▶ _THE INPUT_
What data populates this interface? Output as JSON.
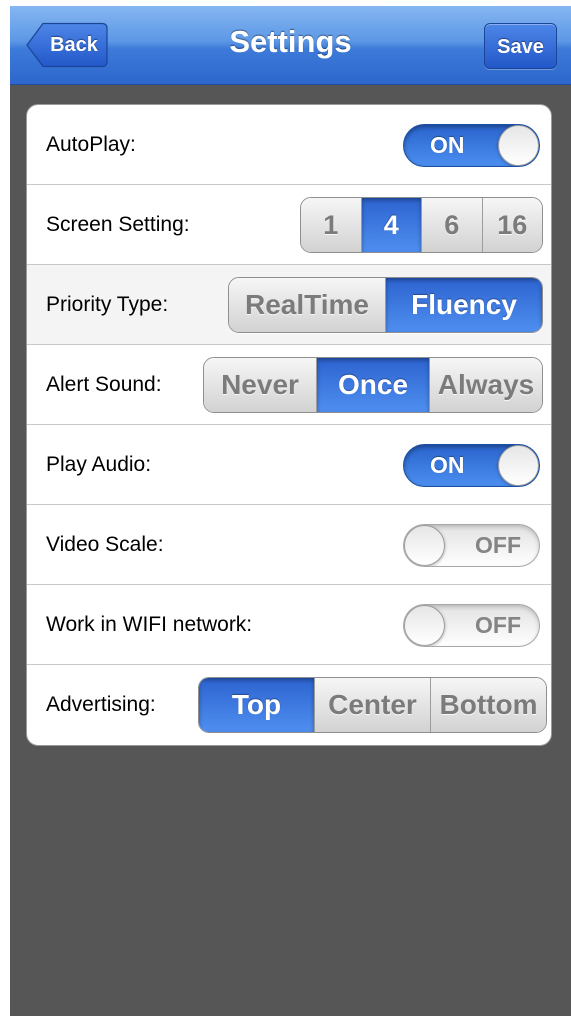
{
  "navbar": {
    "title": "Settings",
    "back_label": "Back",
    "save_label": "Save",
    "color": "#3d7ad9"
  },
  "accent_color": "#3a78e0",
  "settings": {
    "autoplay": {
      "label": "AutoPlay:",
      "state": "ON"
    },
    "screen": {
      "label": "Screen Setting:",
      "options": [
        "1",
        "4",
        "6",
        "16"
      ],
      "selected": "4"
    },
    "priority": {
      "label": "Priority Type:",
      "options": [
        "RealTime",
        "Fluency"
      ],
      "selected": "Fluency"
    },
    "alert_sound": {
      "label": "Alert Sound:",
      "options": [
        "Never",
        "Once",
        "Always"
      ],
      "selected": "Once"
    },
    "play_audio": {
      "label": "Play Audio:",
      "state": "ON"
    },
    "video_scale": {
      "label": "Video Scale:",
      "state": "OFF"
    },
    "wifi": {
      "label": "Work in WIFI network:",
      "state": "OFF"
    },
    "advertising": {
      "label": "Advertising:",
      "options": [
        "Top",
        "Center",
        "Bottom"
      ],
      "selected": "Top"
    }
  }
}
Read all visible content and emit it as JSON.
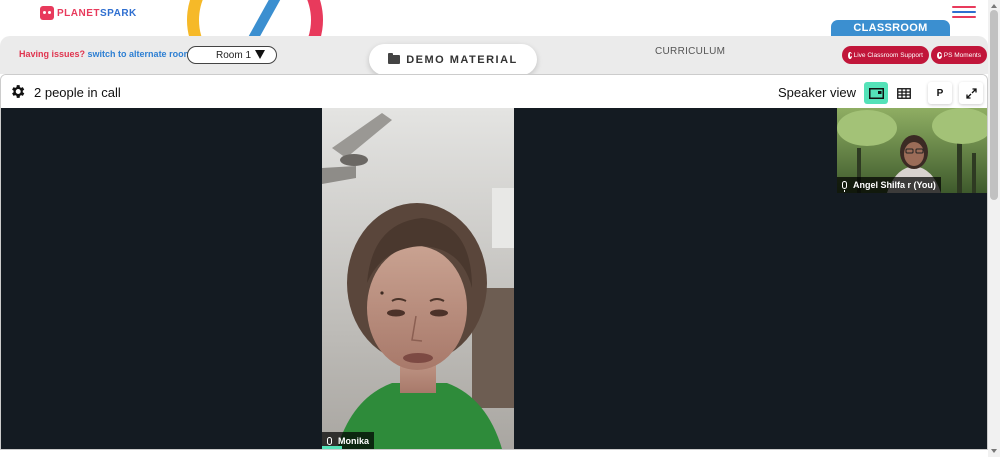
{
  "header": {
    "logo_text_part1": "PLANET",
    "logo_text_part2": "SPARK",
    "classroom_tab": "CLASSROOM",
    "menu_icon": "hamburger-icon"
  },
  "subbar": {
    "issue_text": "Having issues?",
    "switch_text": "switch to alternate room",
    "room_selected": "Room 1",
    "demo_material": "DEMO MATERIAL",
    "curriculum": "CURRICULUM",
    "live_support": "Live Classroom Support",
    "ps_moments": "PS Moments"
  },
  "call": {
    "people_count": "2 people in call",
    "view_label": "Speaker view",
    "p_button": "P"
  },
  "participants": [
    {
      "name": "Monika"
    },
    {
      "name": "Angel Shilfa r (You)"
    }
  ],
  "colors": {
    "brand_red": "#e83a5c",
    "brand_blue": "#2f6fd0",
    "classroom_blue": "#3b8fd0",
    "pill_red": "#c1163a",
    "active_green": "#54e2b8",
    "stage_bg": "#141b22"
  }
}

▶ _TASK STATEMENT_
Repeat each record exactly, with the pictures left out.

▶ _THE RESPONSE_
What data populates this interface? Output as JSON.
{
  "navbar": {
    "title": "Settings",
    "back_label": "Back",
    "save_label": "Save",
    "color": "#3d7ad9"
  },
  "accent_color": "#3a78e0",
  "settings": {
    "autoplay": {
      "label": "AutoPlay:",
      "state": "ON"
    },
    "screen": {
      "label": "Screen Setting:",
      "options": [
        "1",
        "4",
        "6",
        "16"
      ],
      "selected": "4"
    },
    "priority": {
      "label": "Priority Type:",
      "options": [
        "RealTime",
        "Fluency"
      ],
      "selected": "Fluency"
    },
    "alert_sound": {
      "label": "Alert Sound:",
      "options": [
        "Never",
        "Once",
        "Always"
      ],
      "selected": "Once"
    },
    "play_audio": {
      "label": "Play Audio:",
      "state": "ON"
    },
    "video_scale": {
      "label": "Video Scale:",
      "state": "OFF"
    },
    "wifi": {
      "label": "Work in WIFI network:",
      "state": "OFF"
    },
    "advertising": {
      "label": "Advertising:",
      "options": [
        "Top",
        "Center",
        "Bottom"
      ],
      "selected": "Top"
    }
  }
}
Read all visible content and emit it as JSON.
{
  "header": {
    "logo_text_part1": "PLANET",
    "logo_text_part2": "SPARK",
    "classroom_tab": "CLASSROOM",
    "menu_icon": "hamburger-icon"
  },
  "subbar": {
    "issue_text": "Having issues?",
    "switch_text": "switch to alternate room",
    "room_selected": "Room 1",
    "demo_material": "DEMO MATERIAL",
    "curriculum": "CURRICULUM",
    "live_support": "Live Classroom Support",
    "ps_moments": "PS Moments"
  },
  "call": {
    "people_count": "2 people in call",
    "view_label": "Speaker view",
    "p_button": "P"
  },
  "participants": [
    {
      "name": "Monika"
    },
    {
      "name": "Angel Shilfa r (You)"
    }
  ],
  "colors": {
    "brand_red": "#e83a5c",
    "brand_blue": "#2f6fd0",
    "classroom_blue": "#3b8fd0",
    "pill_red": "#c1163a",
    "active_green": "#54e2b8",
    "stage_bg": "#141b22"
  }
}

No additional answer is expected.